CHALLENGE - Return each line of the data below verbatim; pictures are to be left out.

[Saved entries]
════════════════════
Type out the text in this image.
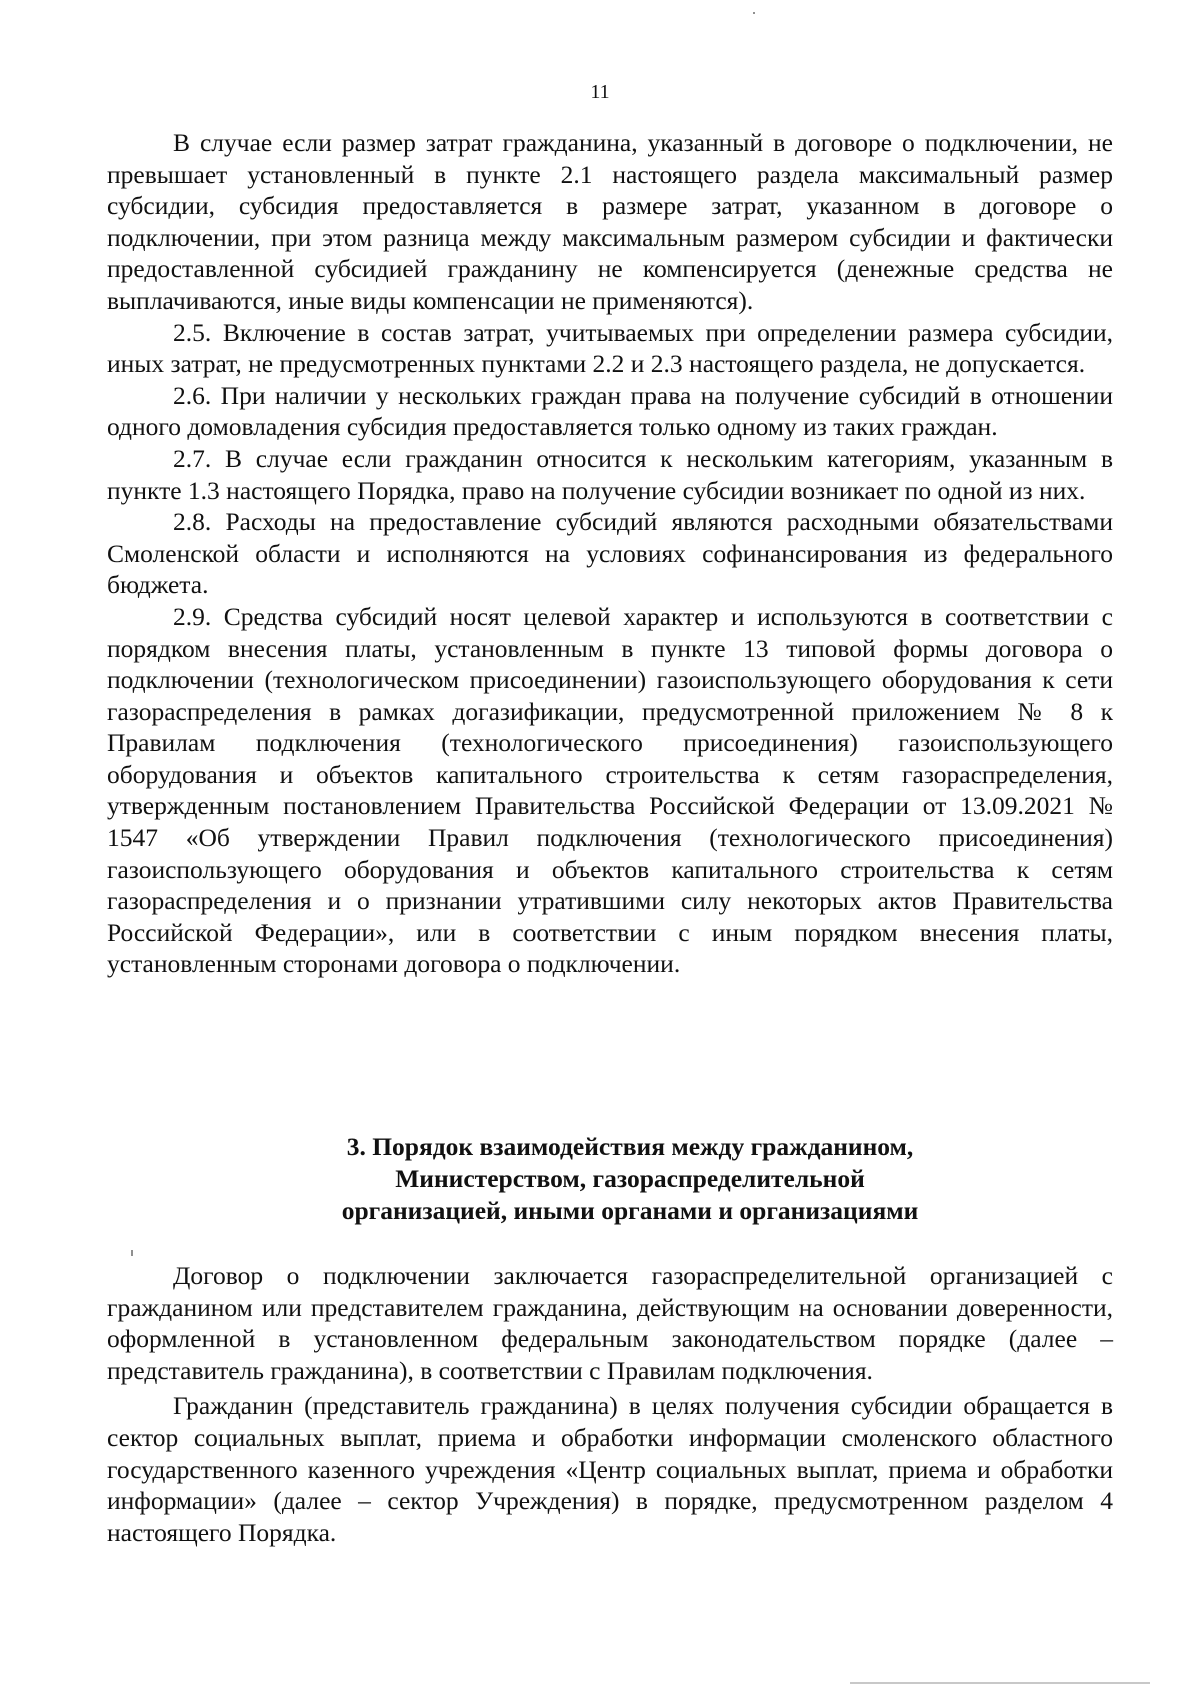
11

В случае если размер затрат гражданина, указанный в договоре о подключении, не превышает установленный в пункте 2.1 настоящего раздела максимальный размер субсидии, субсидия предоставляется в размере затрат, указанном в договоре о подключении, при этом разница между максимальным размером субсидии и фактически предоставленной субсидией гражданину не компенсируется (денежные средства не выплачиваются, иные виды компенсации не применяются).

2.5. Включение в состав затрат, учитываемых при определении размера субсидии, иных затрат, не предусмотренных пунктами 2.2 и 2.3 настоящего раздела, не допускается.

2.6. При наличии у нескольких граждан права на получение субсидий в отношении одного домовладения субсидия предоставляется только одному из таких граждан.

2.7. В случае если гражданин относится к нескольким категориям, указанным в пункте 1.3 настоящего Порядка, право на получение субсидии возникает по одной из них.

2.8. Расходы на предоставление субсидий являются расходными обязательствами Смоленской области и исполняются на условиях софинансирования из федерального бюджета.

2.9. Средства субсидий носят целевой характер и используются в соответствии с порядком внесения платы, установленным в пункте 13 типовой формы договора о подключении (технологическом присоединении) газоиспользующего оборудования к сети газораспределения в рамках догазификации, предусмотренной приложением № 8 к Правилам подключения (технологического присоединения) газоиспользующего оборудования и объектов капитального строительства к сетям газораспределения, утвержденным постановлением Правительства Российской Федерации от 13.09.2021 № 1547 «Об утверждении Правил подключения (технологического присоединения) газоиспользующего оборудования и объектов капитального строительства к сетям газораспределения и о признании утратившими силу некоторых актов Правительства Российской Федерации», или в соответствии с иным порядком внесения платы, установленным сторонами договора о подключении.

3. Порядок взаимодействия между гражданином,
Министерством, газораспределительной
организацией, иными органами и организациями

Договор о подключении заключается газораспределительной организацией с гражданином или представителем гражданина, действующим на основании доверенности, оформленной в установленном федеральным законодательством порядке (далее – представитель гражданина), в соответствии с Правилам подключения.

Гражданин (представитель гражданина) в целях получения субсидии обращается в сектор социальных выплат, приема и обработки информации смоленского областного государственного казенного учреждения «Центр социальных выплат, приема и обработки информации» (далее – сектор Учреждения) в порядке, предусмотренном разделом 4 настоящего Порядка.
════════════════════
CORRECT RESULT -
Type out the text in this image.
11

В случае если размер затрат гражданина, указанный в договоре о подключении, не превышает установленный в пункте 2.1 настоящего раздела максимальный размер субсидии, субсидия предоставляется в размере затрат, указанном в договоре о подключении, при этом разница между максимальным размером субсидии и фактически предоставленной субсидией гражданину не компенсируется (денежные средства не выплачиваются, иные виды компенсации не применяются).

2.5. Включение в состав затрат, учитываемых при определении размера субсидии, иных затрат, не предусмотренных пунктами 2.2 и 2.3 настоящего раздела, не допускается.

2.6. При наличии у нескольких граждан права на получение субсидий в отношении одного домовладения субсидия предоставляется только одному из таких граждан.

2.7. В случае если гражданин относится к нескольким категориям, указанным в пункте 1.3 настоящего Порядка, право на получение субсидии возникает по одной из них.

2.8. Расходы на предоставление субсидий являются расходными обязательствами Смоленской области и исполняются на условиях софинансирования из федерального бюджета.

2.9. Средства субсидий носят целевой характер и используются в соответствии с порядком внесения платы, установленным в пункте 13 типовой формы договора о подключении (технологическом присоединении) газоиспользующего оборудования к сети газораспределения в рамках догазификации, предусмотренной приложением № 8 к Правилам подключения (технологического присоединения) газоиспользующего оборудования и объектов капитального строительства к сетям газораспределения, утвержденным постановлением Правительства Российской Федерации от 13.09.2021 № 1547 «Об утверждении Правил подключения (технологического присоединения) газоиспользующего оборудования и объектов капитального строительства к сетям газораспределения и о признании утратившими силу некоторых актов Правительства Российской Федерации», или в соответствии с иным порядком внесения платы, установленным сторонами договора о подключении.

3. Порядок взаимодействия между гражданином,
Министерством, газораспределительной
организацией, иными органами и организациями

Договор о подключении заключается газораспределительной организацией с гражданином или представителем гражданина, действующим на основании доверенности, оформленной в установленном федеральным законодательством порядке (далее – представитель гражданина), в соответствии с Правилам подключения.

Гражданин (представитель гражданина) в целях получения субсидии обращается в сектор социальных выплат, приема и обработки информации смоленского областного государственного казенного учреждения «Центр социальных выплат, приема и обработки информации» (далее – сектор Учреждения) в порядке, предусмотренном разделом 4 настоящего Порядка.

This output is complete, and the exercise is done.